[Data excerpts]
-- START --
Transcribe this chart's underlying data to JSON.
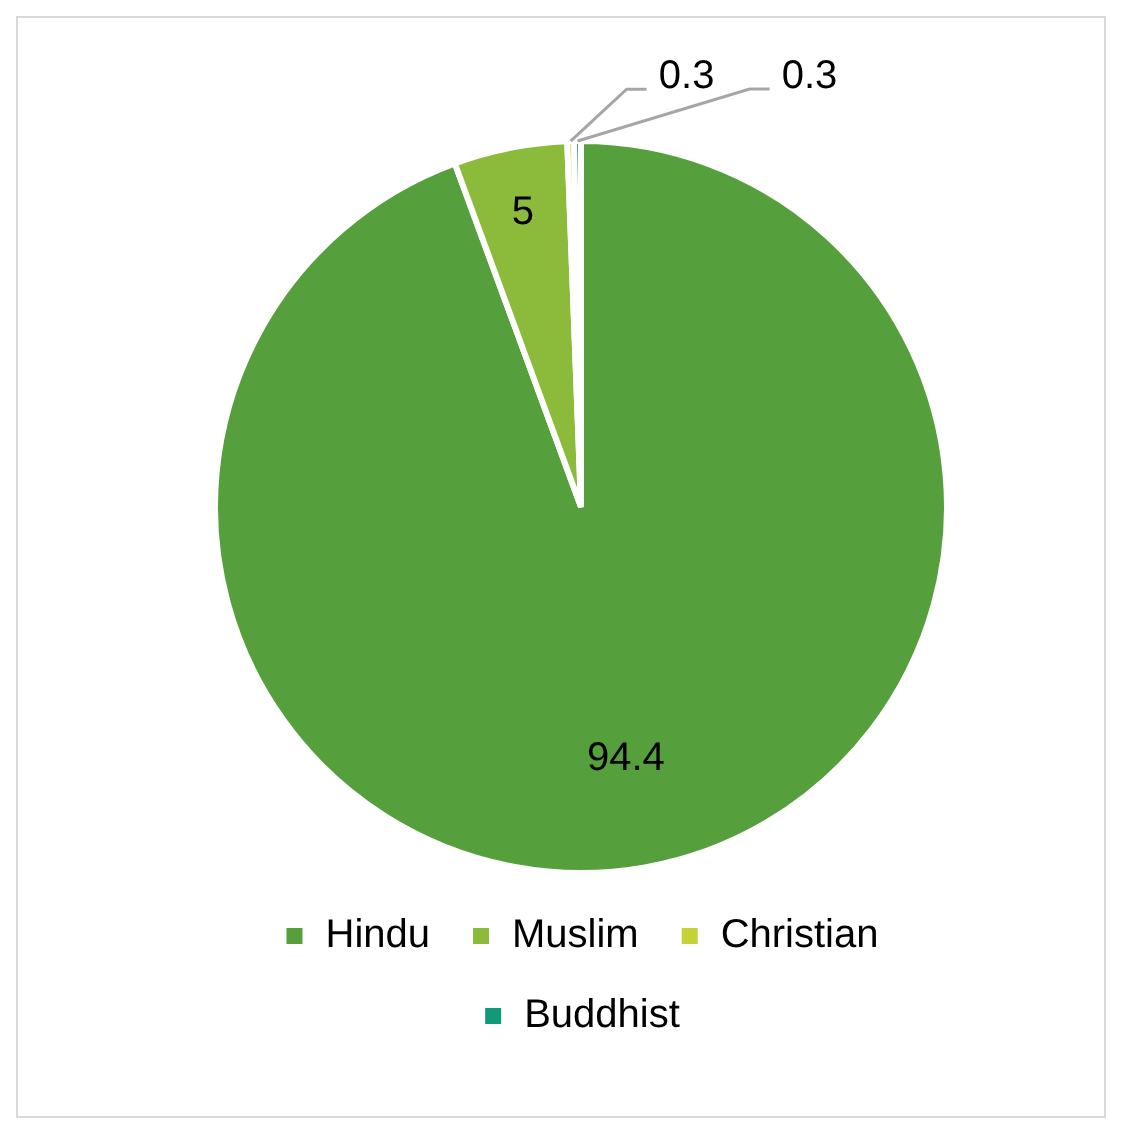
{
  "chart_data": {
    "type": "pie",
    "categories": [
      "Hindu",
      "Muslim",
      "Christian",
      "Buddhist"
    ],
    "values": [
      94.4,
      5,
      0.3,
      0.3
    ],
    "colors": [
      "#55a03c",
      "#8cbb3c",
      "#c4d237",
      "#0f9a7a"
    ],
    "data_labels": true,
    "legend": "bottom"
  }
}
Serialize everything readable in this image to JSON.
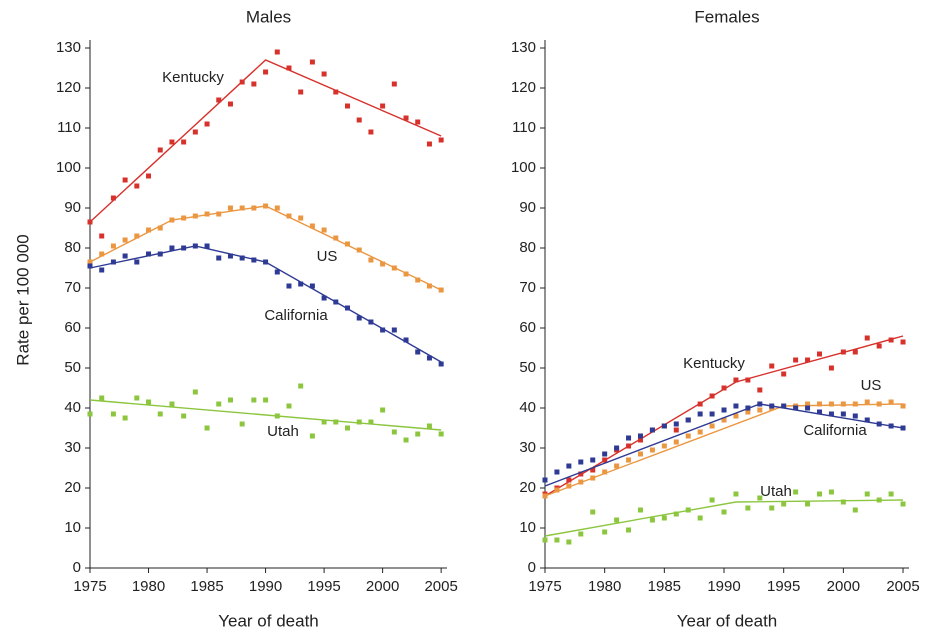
{
  "chart_data": [
    {
      "type": "scatter",
      "title": "Males",
      "xlabel": "Year of death",
      "ylabel": "Rate per 100 000",
      "x": [
        1975,
        1976,
        1977,
        1978,
        1979,
        1980,
        1981,
        1982,
        1983,
        1984,
        1985,
        1986,
        1987,
        1988,
        1989,
        1990,
        1991,
        1992,
        1993,
        1994,
        1995,
        1996,
        1997,
        1998,
        1999,
        2000,
        2001,
        2002,
        2003,
        2004,
        2005
      ],
      "xlim": [
        1975,
        2005.5
      ],
      "xticks": [
        1975,
        1980,
        1985,
        1990,
        1995,
        2000,
        2005
      ],
      "ylim": [
        0,
        132
      ],
      "yticks": [
        0,
        10,
        20,
        30,
        40,
        50,
        60,
        70,
        80,
        90,
        100,
        110,
        120,
        130
      ],
      "series": [
        {
          "name": "Kentucky",
          "color": "#d7312c",
          "values": [
            86.5,
            83,
            92.5,
            97,
            95.5,
            98,
            104.5,
            106.5,
            106.5,
            109,
            111,
            117,
            116,
            121.5,
            121,
            124,
            129,
            125,
            119,
            126.5,
            123.5,
            119,
            115.5,
            112,
            109,
            115.5,
            121,
            112.5,
            111.5,
            106,
            107
          ],
          "fit_x": [
            1975,
            1990,
            2005
          ],
          "fit_values": [
            86.5,
            127,
            108
          ]
        },
        {
          "name": "US",
          "color": "#eb9640",
          "values": [
            76.5,
            78.5,
            80.5,
            82,
            83,
            84.5,
            85,
            87,
            87.5,
            88,
            88.5,
            88.5,
            90,
            90,
            90,
            90.5,
            90,
            88,
            87.5,
            85.5,
            84.5,
            82.5,
            81,
            79.5,
            77,
            76,
            75,
            73.5,
            72,
            70.5,
            69.5
          ],
          "fit_x": [
            1975,
            1982,
            1990,
            2005
          ],
          "fit_values": [
            76.5,
            87,
            90.5,
            69.5
          ]
        },
        {
          "name": "California",
          "color": "#2e3a93",
          "values": [
            75.5,
            74.5,
            76.5,
            78,
            76.5,
            78.5,
            78.5,
            80,
            80,
            80.5,
            80.5,
            77.5,
            78,
            77.5,
            77,
            76.5,
            74,
            70.5,
            71,
            70.5,
            67.5,
            66.5,
            65,
            62.5,
            61.5,
            59.5,
            59.5,
            57,
            54,
            52.5,
            51
          ],
          "fit_x": [
            1975,
            1984,
            1990,
            2005
          ],
          "fit_values": [
            75,
            80.5,
            76.5,
            51.5
          ]
        },
        {
          "name": "Utah",
          "color": "#8cc63f",
          "values": [
            38.5,
            42.5,
            38.5,
            37.5,
            42.5,
            41.5,
            38.5,
            41,
            38,
            44,
            35,
            41,
            42,
            36,
            42,
            42,
            38,
            40.5,
            45.5,
            33,
            36.5,
            36.5,
            35,
            36.5,
            36.5,
            39.5,
            34,
            32,
            33.5,
            35.5,
            33.5
          ],
          "fit_x": [
            1975,
            2005
          ],
          "fit_values": [
            42,
            34.5
          ]
        }
      ]
    },
    {
      "type": "scatter",
      "title": "Females",
      "xlabel": "Year of death",
      "x": [
        1975,
        1976,
        1977,
        1978,
        1979,
        1980,
        1981,
        1982,
        1983,
        1984,
        1985,
        1986,
        1987,
        1988,
        1989,
        1990,
        1991,
        1992,
        1993,
        1994,
        1995,
        1996,
        1997,
        1998,
        1999,
        2000,
        2001,
        2002,
        2003,
        2004,
        2005
      ],
      "xlim": [
        1975,
        2005.5
      ],
      "xticks": [
        1975,
        1980,
        1985,
        1990,
        1995,
        2000,
        2005
      ],
      "ylim": [
        0,
        132
      ],
      "yticks": [
        0,
        10,
        20,
        30,
        40,
        50,
        60,
        70,
        80,
        90,
        100,
        110,
        120,
        130
      ],
      "series": [
        {
          "name": "Kentucky",
          "color": "#d7312c",
          "values": [
            18.5,
            20,
            22,
            23.5,
            24.5,
            27,
            29.5,
            30.5,
            32,
            34.5,
            35.5,
            34.5,
            37,
            41,
            43,
            45,
            47,
            47,
            44.5,
            50.5,
            48.5,
            52,
            52,
            53.5,
            50,
            54,
            54,
            57.5,
            55.5,
            57,
            56.5
          ],
          "fit_x": [
            1975,
            1991,
            2005
          ],
          "fit_values": [
            18,
            46.5,
            58
          ]
        },
        {
          "name": "US",
          "color": "#eb9640",
          "values": [
            18,
            19.5,
            20.5,
            21.5,
            22.5,
            24,
            25.5,
            27,
            28.5,
            29.5,
            30.5,
            31.5,
            33,
            34,
            35.5,
            37,
            38,
            39,
            39.5,
            40,
            40.5,
            40.5,
            41,
            41,
            41,
            41,
            41,
            41.5,
            41,
            41.5,
            40.5
          ],
          "fit_x": [
            1975,
            1995,
            2005
          ],
          "fit_values": [
            18,
            40.5,
            41
          ]
        },
        {
          "name": "California",
          "color": "#2e3a93",
          "values": [
            22,
            24,
            25.5,
            26.5,
            27,
            28.5,
            30,
            32.5,
            33,
            34.5,
            35.5,
            36,
            37,
            38.5,
            38.5,
            39.5,
            40.5,
            40,
            41,
            40.5,
            40.5,
            40,
            40,
            39,
            38.5,
            38.5,
            38,
            37,
            36,
            35.5,
            35
          ],
          "fit_x": [
            1975,
            1993,
            2005
          ],
          "fit_values": [
            20.5,
            41,
            35
          ]
        },
        {
          "name": "Utah",
          "color": "#8cc63f",
          "values": [
            7,
            7,
            6.5,
            8.5,
            14,
            9,
            12,
            9.5,
            14.5,
            12,
            12.5,
            13.5,
            14.5,
            12.5,
            17,
            14,
            18.5,
            15,
            17.5,
            15,
            16,
            19,
            16,
            18.5,
            19,
            16.5,
            14.5,
            18.5,
            17,
            18.5,
            16
          ],
          "fit_x": [
            1975,
            1991,
            2005
          ],
          "fit_values": [
            8,
            16.5,
            17
          ]
        }
      ]
    }
  ]
}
-- END --
The records above are to be restated exactly, without their pictures.

Transcribe this chart's underlying data to JSON.
{
  "chart_data": {
    "type": "pie",
    "categories": [
      "Hindu",
      "Muslim",
      "Christian",
      "Buddhist"
    ],
    "values": [
      94.4,
      5,
      0.3,
      0.3
    ],
    "colors": [
      "#55a03c",
      "#8cbb3c",
      "#c4d237",
      "#0f9a7a"
    ],
    "data_labels": true,
    "legend": "bottom"
  }
}
Serialize everything readable in this image to JSON.
{
  "chart_data": [
    {
      "type": "scatter",
      "title": "Males",
      "xlabel": "Year of death",
      "ylabel": "Rate per 100 000",
      "x": [
        1975,
        1976,
        1977,
        1978,
        1979,
        1980,
        1981,
        1982,
        1983,
        1984,
        1985,
        1986,
        1987,
        1988,
        1989,
        1990,
        1991,
        1992,
        1993,
        1994,
        1995,
        1996,
        1997,
        1998,
        1999,
        2000,
        2001,
        2002,
        2003,
        2004,
        2005
      ],
      "xlim": [
        1975,
        2005.5
      ],
      "xticks": [
        1975,
        1980,
        1985,
        1990,
        1995,
        2000,
        2005
      ],
      "ylim": [
        0,
        132
      ],
      "yticks": [
        0,
        10,
        20,
        30,
        40,
        50,
        60,
        70,
        80,
        90,
        100,
        110,
        120,
        130
      ],
      "series": [
        {
          "name": "Kentucky",
          "color": "#d7312c",
          "values": [
            86.5,
            83,
            92.5,
            97,
            95.5,
            98,
            104.5,
            106.5,
            106.5,
            109,
            111,
            117,
            116,
            121.5,
            121,
            124,
            129,
            125,
            119,
            126.5,
            123.5,
            119,
            115.5,
            112,
            109,
            115.5,
            121,
            112.5,
            111.5,
            106,
            107
          ],
          "fit_x": [
            1975,
            1990,
            2005
          ],
          "fit_values": [
            86.5,
            127,
            108
          ]
        },
        {
          "name": "US",
          "color": "#eb9640",
          "values": [
            76.5,
            78.5,
            80.5,
            82,
            83,
            84.5,
            85,
            87,
            87.5,
            88,
            88.5,
            88.5,
            90,
            90,
            90,
            90.5,
            90,
            88,
            87.5,
            85.5,
            84.5,
            82.5,
            81,
            79.5,
            77,
            76,
            75,
            73.5,
            72,
            70.5,
            69.5
          ],
          "fit_x": [
            1975,
            1982,
            1990,
            2005
          ],
          "fit_values": [
            76.5,
            87,
            90.5,
            69.5
          ]
        },
        {
          "name": "California",
          "color": "#2e3a93",
          "values": [
            75.5,
            74.5,
            76.5,
            78,
            76.5,
            78.5,
            78.5,
            80,
            80,
            80.5,
            80.5,
            77.5,
            78,
            77.5,
            77,
            76.5,
            74,
            70.5,
            71,
            70.5,
            67.5,
            66.5,
            65,
            62.5,
            61.5,
            59.5,
            59.5,
            57,
            54,
            52.5,
            51
          ],
          "fit_x": [
            1975,
            1984,
            1990,
            2005
          ],
          "fit_values": [
            75,
            80.5,
            76.5,
            51.5
          ]
        },
        {
          "name": "Utah",
          "color": "#8cc63f",
          "values": [
            38.5,
            42.5,
            38.5,
            37.5,
            42.5,
            41.5,
            38.5,
            41,
            38,
            44,
            35,
            41,
            42,
            36,
            42,
            42,
            38,
            40.5,
            45.5,
            33,
            36.5,
            36.5,
            35,
            36.5,
            36.5,
            39.5,
            34,
            32,
            33.5,
            35.5,
            33.5
          ],
          "fit_x": [
            1975,
            2005
          ],
          "fit_values": [
            42,
            34.5
          ]
        }
      ]
    },
    {
      "type": "scatter",
      "title": "Females",
      "xlabel": "Year of death",
      "x": [
        1975,
        1976,
        1977,
        1978,
        1979,
        1980,
        1981,
        1982,
        1983,
        1984,
        1985,
        1986,
        1987,
        1988,
        1989,
        1990,
        1991,
        1992,
        1993,
        1994,
        1995,
        1996,
        1997,
        1998,
        1999,
        2000,
        2001,
        2002,
        2003,
        2004,
        2005
      ],
      "xlim": [
        1975,
        2005.5
      ],
      "xticks": [
        1975,
        1980,
        1985,
        1990,
        1995,
        2000,
        2005
      ],
      "ylim": [
        0,
        132
      ],
      "yticks": [
        0,
        10,
        20,
        30,
        40,
        50,
        60,
        70,
        80,
        90,
        100,
        110,
        120,
        130
      ],
      "series": [
        {
          "name": "Kentucky",
          "color": "#d7312c",
          "values": [
            18.5,
            20,
            22,
            23.5,
            24.5,
            27,
            29.5,
            30.5,
            32,
            34.5,
            35.5,
            34.5,
            37,
            41,
            43,
            45,
            47,
            47,
            44.5,
            50.5,
            48.5,
            52,
            52,
            53.5,
            50,
            54,
            54,
            57.5,
            55.5,
            57,
            56.5
          ],
          "fit_x": [
            1975,
            1991,
            2005
          ],
          "fit_values": [
            18,
            46.5,
            58
          ]
        },
        {
          "name": "US",
          "color": "#eb9640",
          "values": [
            18,
            19.5,
            20.5,
            21.5,
            22.5,
            24,
            25.5,
            27,
            28.5,
            29.5,
            30.5,
            31.5,
            33,
            34,
            35.5,
            37,
            38,
            39,
            39.5,
            40,
            40.5,
            40.5,
            41,
            41,
            41,
            41,
            41,
            41.5,
            41,
            41.5,
            40.5
          ],
          "fit_x": [
            1975,
            1995,
            2005
          ],
          "fit_values": [
            18,
            40.5,
            41
          ]
        },
        {
          "name": "California",
          "color": "#2e3a93",
          "values": [
            22,
            24,
            25.5,
            26.5,
            27,
            28.5,
            30,
            32.5,
            33,
            34.5,
            35.5,
            36,
            37,
            38.5,
            38.5,
            39.5,
            40.5,
            40,
            41,
            40.5,
            40.5,
            40,
            40,
            39,
            38.5,
            38.5,
            38,
            37,
            36,
            35.5,
            35
          ],
          "fit_x": [
            1975,
            1993,
            2005
          ],
          "fit_values": [
            20.5,
            41,
            35
          ]
        },
        {
          "name": "Utah",
          "color": "#8cc63f",
          "values": [
            7,
            7,
            6.5,
            8.5,
            14,
            9,
            12,
            9.5,
            14.5,
            12,
            12.5,
            13.5,
            14.5,
            12.5,
            17,
            14,
            18.5,
            15,
            17.5,
            15,
            16,
            19,
            16,
            18.5,
            19,
            16.5,
            14.5,
            18.5,
            17,
            18.5,
            16
          ],
          "fit_x": [
            1975,
            1991,
            2005
          ],
          "fit_values": [
            8,
            16.5,
            17
          ]
        }
      ]
    }
  ]
}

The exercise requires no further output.